[Exercise prompt]:
Collect every line that includes the string "icon".
+--
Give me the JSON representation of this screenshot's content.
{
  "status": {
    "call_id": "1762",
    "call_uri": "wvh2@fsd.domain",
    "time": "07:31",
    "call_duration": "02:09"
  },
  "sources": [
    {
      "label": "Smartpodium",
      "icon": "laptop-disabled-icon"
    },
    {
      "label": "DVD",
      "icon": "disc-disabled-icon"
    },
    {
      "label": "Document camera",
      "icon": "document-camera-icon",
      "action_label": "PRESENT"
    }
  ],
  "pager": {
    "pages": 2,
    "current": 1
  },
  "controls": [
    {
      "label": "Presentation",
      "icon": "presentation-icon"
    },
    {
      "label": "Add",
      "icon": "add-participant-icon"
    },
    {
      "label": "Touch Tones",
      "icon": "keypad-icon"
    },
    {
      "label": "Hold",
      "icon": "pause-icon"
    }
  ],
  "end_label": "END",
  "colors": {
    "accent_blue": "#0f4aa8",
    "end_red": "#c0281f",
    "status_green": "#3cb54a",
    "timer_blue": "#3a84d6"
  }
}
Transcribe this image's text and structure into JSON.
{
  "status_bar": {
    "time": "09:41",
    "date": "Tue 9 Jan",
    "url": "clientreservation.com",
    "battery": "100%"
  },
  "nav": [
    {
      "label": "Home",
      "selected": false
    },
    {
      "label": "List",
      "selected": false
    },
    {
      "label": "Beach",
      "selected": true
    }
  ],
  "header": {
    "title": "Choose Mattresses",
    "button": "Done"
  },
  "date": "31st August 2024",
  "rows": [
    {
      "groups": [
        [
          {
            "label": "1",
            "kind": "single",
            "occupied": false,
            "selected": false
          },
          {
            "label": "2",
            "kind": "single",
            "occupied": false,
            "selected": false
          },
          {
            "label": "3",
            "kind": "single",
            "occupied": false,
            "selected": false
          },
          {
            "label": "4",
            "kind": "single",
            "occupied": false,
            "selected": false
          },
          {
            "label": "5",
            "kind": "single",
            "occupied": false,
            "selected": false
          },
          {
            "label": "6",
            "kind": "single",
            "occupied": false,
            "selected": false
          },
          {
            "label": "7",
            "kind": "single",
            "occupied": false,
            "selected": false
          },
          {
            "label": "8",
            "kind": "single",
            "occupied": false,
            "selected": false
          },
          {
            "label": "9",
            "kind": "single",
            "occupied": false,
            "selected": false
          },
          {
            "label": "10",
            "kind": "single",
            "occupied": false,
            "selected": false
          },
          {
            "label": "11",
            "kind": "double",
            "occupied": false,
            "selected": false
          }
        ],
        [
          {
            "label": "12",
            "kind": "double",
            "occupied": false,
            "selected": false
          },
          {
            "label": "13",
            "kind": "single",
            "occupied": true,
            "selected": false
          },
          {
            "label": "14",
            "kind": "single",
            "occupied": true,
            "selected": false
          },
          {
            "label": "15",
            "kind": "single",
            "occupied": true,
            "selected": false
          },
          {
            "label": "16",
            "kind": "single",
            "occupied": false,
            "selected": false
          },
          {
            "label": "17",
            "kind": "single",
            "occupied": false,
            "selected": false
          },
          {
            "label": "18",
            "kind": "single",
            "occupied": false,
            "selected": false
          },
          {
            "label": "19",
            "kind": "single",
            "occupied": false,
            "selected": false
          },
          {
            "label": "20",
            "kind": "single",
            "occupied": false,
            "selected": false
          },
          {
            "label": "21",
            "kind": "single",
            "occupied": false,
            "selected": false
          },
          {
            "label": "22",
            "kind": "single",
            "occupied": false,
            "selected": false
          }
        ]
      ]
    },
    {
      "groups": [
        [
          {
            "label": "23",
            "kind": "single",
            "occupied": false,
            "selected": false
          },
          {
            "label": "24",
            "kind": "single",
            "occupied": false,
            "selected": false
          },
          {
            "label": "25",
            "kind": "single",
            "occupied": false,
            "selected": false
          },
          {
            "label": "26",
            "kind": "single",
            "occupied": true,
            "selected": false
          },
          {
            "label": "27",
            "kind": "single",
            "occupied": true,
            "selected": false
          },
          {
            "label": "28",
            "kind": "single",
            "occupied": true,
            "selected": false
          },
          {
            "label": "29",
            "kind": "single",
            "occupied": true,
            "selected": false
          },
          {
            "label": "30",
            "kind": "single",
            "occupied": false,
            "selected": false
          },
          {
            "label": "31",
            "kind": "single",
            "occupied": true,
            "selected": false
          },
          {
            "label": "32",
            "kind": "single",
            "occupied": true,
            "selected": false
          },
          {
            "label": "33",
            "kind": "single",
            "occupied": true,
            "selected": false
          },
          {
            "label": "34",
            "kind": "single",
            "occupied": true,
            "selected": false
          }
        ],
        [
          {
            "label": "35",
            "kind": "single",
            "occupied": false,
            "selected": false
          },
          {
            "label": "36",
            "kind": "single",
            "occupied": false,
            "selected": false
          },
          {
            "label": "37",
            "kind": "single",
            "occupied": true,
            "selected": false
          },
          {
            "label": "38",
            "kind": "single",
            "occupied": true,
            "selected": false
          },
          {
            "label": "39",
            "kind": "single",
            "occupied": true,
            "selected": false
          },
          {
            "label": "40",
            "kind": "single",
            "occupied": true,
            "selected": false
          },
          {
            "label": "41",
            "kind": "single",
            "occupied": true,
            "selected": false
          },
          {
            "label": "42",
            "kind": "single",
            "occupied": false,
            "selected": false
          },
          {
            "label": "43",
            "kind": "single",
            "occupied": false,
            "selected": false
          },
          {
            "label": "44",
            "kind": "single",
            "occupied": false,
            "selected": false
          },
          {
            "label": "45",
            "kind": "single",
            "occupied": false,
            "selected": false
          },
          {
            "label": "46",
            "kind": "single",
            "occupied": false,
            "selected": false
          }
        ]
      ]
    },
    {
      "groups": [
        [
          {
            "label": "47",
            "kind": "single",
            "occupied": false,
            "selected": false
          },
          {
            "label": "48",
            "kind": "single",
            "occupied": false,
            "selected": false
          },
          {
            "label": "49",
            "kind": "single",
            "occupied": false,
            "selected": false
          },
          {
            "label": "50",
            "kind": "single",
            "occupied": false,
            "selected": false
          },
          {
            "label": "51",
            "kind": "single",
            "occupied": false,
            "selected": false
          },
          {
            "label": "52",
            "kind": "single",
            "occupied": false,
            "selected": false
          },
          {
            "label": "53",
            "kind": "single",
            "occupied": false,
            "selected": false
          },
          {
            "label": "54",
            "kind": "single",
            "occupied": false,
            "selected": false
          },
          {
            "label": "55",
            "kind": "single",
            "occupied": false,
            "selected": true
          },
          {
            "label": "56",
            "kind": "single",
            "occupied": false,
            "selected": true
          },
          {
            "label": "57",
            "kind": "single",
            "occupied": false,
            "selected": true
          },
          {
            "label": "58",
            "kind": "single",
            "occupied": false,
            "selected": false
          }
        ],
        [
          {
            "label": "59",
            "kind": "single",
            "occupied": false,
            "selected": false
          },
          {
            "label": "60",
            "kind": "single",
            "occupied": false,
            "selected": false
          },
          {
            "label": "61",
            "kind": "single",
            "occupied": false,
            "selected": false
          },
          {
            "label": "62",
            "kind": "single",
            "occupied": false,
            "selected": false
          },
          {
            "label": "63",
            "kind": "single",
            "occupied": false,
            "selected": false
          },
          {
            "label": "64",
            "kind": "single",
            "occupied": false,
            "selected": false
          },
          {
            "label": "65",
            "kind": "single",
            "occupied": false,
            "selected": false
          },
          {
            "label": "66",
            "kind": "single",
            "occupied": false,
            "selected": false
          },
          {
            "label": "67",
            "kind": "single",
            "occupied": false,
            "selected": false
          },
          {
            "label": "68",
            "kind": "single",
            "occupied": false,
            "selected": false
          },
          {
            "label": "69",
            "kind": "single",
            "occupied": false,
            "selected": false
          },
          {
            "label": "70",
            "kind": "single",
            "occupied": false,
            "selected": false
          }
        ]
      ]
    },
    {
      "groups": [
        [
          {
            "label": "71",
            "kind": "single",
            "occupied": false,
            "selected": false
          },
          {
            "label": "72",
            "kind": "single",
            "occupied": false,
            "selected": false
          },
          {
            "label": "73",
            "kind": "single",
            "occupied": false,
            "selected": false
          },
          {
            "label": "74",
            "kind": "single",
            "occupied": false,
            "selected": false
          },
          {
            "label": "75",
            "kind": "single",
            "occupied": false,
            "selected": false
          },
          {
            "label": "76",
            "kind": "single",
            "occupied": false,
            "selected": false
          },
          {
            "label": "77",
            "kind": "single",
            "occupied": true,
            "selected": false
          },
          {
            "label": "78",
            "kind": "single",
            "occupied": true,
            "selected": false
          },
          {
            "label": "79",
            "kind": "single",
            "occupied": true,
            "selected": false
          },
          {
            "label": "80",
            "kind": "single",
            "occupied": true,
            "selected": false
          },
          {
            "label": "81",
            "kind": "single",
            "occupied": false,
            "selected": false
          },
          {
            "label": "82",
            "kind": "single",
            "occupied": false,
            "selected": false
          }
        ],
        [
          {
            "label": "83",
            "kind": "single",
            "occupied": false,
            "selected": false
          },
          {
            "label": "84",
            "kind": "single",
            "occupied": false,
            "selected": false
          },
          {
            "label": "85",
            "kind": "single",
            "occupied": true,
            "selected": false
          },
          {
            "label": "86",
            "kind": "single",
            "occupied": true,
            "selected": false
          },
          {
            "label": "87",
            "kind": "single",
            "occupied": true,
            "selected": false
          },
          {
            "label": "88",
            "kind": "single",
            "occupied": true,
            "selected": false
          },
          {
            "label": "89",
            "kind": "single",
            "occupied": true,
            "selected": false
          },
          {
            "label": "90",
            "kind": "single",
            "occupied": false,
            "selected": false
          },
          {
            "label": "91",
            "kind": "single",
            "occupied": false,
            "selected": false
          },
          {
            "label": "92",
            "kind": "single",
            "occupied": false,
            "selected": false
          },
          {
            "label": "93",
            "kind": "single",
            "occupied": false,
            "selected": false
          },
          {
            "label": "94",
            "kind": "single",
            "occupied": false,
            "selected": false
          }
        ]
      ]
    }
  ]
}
+--
[Task output]:
      "icon": "laptop-disabled-icon"
      "icon": "disc-disabled-icon"
      "icon": "document-camera-icon",
      "icon": "presentation-icon"
      "icon": "add-participant-icon"
      "icon": "keypad-icon"
      "icon": "pause-icon"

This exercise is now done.